(Supplied material)
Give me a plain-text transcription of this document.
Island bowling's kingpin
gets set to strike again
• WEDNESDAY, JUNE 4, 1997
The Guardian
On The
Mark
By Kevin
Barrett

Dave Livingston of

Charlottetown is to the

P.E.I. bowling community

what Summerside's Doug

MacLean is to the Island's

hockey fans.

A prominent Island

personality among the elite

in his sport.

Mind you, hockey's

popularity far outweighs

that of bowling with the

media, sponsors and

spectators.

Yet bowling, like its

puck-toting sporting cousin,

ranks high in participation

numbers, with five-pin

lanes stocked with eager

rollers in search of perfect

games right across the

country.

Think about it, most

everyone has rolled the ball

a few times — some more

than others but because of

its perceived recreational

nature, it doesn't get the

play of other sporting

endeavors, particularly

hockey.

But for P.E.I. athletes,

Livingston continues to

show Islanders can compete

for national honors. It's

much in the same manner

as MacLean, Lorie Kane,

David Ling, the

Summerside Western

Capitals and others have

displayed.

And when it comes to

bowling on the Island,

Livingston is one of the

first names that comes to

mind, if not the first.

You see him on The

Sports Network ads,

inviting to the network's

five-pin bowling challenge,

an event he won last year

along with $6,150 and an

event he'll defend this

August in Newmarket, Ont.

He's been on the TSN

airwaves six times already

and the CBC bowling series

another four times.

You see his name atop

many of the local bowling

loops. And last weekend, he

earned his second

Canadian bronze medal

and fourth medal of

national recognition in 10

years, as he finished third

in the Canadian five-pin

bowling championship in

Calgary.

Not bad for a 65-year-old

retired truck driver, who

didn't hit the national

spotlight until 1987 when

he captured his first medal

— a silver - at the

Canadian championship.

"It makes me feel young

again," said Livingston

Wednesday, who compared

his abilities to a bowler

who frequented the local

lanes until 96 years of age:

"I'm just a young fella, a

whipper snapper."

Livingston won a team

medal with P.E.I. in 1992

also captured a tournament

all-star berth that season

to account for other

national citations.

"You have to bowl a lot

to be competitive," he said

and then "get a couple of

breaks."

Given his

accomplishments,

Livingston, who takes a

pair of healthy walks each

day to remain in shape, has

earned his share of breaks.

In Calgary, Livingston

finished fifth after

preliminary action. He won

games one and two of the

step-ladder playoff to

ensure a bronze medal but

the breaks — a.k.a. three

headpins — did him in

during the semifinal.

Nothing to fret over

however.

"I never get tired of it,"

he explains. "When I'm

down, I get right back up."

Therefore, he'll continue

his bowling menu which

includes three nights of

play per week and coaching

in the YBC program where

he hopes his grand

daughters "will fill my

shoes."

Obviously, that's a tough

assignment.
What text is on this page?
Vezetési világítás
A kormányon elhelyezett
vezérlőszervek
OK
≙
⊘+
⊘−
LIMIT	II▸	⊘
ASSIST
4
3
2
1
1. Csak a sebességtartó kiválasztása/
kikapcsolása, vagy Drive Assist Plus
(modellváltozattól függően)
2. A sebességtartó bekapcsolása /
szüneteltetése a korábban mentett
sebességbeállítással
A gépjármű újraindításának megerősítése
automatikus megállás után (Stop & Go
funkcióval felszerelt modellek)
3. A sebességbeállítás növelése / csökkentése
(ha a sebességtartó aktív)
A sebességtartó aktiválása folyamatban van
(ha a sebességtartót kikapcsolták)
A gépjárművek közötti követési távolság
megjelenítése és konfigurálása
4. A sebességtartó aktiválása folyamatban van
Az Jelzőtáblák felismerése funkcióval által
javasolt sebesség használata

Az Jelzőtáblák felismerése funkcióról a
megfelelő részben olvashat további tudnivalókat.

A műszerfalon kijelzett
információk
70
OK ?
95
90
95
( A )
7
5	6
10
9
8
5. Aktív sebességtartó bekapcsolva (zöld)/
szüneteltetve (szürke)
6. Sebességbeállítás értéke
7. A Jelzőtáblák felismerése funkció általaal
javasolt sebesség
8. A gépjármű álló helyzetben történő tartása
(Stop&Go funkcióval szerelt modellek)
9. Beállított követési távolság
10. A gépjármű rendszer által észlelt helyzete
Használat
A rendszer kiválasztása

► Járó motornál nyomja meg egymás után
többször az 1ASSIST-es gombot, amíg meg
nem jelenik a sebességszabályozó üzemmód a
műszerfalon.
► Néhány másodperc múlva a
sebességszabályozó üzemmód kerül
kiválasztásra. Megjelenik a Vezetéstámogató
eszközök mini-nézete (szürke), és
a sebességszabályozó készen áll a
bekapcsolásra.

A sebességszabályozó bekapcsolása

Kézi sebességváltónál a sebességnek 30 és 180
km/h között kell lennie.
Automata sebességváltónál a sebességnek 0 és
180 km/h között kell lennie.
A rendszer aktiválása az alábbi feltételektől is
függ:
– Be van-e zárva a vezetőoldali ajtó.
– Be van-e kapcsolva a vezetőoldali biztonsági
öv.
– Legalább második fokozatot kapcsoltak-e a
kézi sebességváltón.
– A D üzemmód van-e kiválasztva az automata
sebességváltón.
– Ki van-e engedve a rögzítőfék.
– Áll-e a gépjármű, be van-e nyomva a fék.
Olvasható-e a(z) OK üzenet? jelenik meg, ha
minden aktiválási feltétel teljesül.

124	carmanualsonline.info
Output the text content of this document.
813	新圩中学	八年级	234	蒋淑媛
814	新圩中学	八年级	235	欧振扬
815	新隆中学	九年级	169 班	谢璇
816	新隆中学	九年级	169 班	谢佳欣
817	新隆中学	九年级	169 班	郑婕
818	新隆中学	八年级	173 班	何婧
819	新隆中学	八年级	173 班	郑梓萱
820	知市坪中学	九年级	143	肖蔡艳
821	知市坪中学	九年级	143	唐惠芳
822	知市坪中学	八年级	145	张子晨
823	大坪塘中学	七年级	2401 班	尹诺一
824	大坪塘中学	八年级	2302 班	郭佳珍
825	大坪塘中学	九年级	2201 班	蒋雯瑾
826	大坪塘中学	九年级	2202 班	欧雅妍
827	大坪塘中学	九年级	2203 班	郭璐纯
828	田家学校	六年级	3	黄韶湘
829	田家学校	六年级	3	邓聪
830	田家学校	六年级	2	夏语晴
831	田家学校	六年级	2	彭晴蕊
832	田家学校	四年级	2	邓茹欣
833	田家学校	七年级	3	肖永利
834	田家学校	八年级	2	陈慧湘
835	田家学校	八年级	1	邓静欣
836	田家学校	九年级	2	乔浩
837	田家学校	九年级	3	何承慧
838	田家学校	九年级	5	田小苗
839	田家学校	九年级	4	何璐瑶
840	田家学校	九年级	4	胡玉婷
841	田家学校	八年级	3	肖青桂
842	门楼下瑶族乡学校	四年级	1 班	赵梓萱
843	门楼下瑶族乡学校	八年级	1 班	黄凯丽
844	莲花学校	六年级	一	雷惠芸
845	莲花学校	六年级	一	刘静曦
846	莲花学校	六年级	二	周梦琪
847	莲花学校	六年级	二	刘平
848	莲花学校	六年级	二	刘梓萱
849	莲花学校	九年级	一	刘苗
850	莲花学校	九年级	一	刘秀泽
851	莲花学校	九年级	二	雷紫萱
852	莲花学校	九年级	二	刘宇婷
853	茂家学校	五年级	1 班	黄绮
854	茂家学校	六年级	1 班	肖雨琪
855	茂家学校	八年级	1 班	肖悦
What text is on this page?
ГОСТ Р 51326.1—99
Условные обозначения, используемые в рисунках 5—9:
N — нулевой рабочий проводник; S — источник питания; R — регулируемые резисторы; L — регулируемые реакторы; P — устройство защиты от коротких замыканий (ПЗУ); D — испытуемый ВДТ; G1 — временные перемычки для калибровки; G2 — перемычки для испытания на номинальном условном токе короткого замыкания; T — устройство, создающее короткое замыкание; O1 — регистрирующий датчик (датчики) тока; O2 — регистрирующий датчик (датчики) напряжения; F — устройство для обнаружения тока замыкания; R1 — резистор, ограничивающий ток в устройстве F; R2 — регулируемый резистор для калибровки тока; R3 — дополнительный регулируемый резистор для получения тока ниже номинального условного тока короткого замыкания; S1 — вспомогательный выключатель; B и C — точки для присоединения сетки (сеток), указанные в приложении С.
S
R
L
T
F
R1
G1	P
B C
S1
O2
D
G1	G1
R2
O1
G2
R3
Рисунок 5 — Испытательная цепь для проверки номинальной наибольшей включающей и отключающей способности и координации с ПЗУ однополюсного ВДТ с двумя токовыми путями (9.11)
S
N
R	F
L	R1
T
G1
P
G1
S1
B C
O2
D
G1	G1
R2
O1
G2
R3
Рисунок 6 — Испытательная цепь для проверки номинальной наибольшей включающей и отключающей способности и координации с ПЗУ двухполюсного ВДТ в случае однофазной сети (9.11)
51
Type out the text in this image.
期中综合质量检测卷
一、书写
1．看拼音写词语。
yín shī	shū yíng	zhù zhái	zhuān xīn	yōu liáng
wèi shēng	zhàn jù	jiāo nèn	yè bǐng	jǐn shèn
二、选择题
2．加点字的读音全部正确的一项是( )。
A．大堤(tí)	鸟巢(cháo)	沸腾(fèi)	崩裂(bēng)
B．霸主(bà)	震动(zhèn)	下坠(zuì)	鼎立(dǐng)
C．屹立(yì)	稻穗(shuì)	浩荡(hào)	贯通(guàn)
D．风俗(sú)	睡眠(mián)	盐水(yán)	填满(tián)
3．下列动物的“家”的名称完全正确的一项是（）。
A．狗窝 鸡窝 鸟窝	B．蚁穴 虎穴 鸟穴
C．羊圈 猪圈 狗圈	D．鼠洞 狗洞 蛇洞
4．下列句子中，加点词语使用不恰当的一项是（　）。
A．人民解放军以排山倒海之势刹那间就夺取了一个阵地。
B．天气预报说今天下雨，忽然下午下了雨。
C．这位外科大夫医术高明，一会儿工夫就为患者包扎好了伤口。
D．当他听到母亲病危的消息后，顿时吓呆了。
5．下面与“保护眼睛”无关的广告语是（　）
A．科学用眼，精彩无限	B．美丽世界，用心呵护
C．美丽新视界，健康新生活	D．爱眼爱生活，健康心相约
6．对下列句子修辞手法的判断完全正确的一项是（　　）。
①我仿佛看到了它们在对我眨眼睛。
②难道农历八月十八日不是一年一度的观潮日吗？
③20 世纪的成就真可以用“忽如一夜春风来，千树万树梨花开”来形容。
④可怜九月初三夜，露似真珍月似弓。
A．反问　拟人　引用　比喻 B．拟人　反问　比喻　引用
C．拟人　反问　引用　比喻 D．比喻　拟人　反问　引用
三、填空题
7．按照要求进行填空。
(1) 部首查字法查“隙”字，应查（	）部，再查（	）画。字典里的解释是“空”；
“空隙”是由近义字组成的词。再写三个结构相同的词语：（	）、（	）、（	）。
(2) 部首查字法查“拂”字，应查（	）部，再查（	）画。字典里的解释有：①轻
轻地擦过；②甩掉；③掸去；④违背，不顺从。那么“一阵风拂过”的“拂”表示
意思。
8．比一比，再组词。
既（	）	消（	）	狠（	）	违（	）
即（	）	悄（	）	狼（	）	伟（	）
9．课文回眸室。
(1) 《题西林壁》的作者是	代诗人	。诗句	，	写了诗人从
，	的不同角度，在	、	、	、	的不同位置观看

(Exercise task) Point out every line holding the string "again" and copy it.

(Problem solution)
gets set to strike again
again," said Livingston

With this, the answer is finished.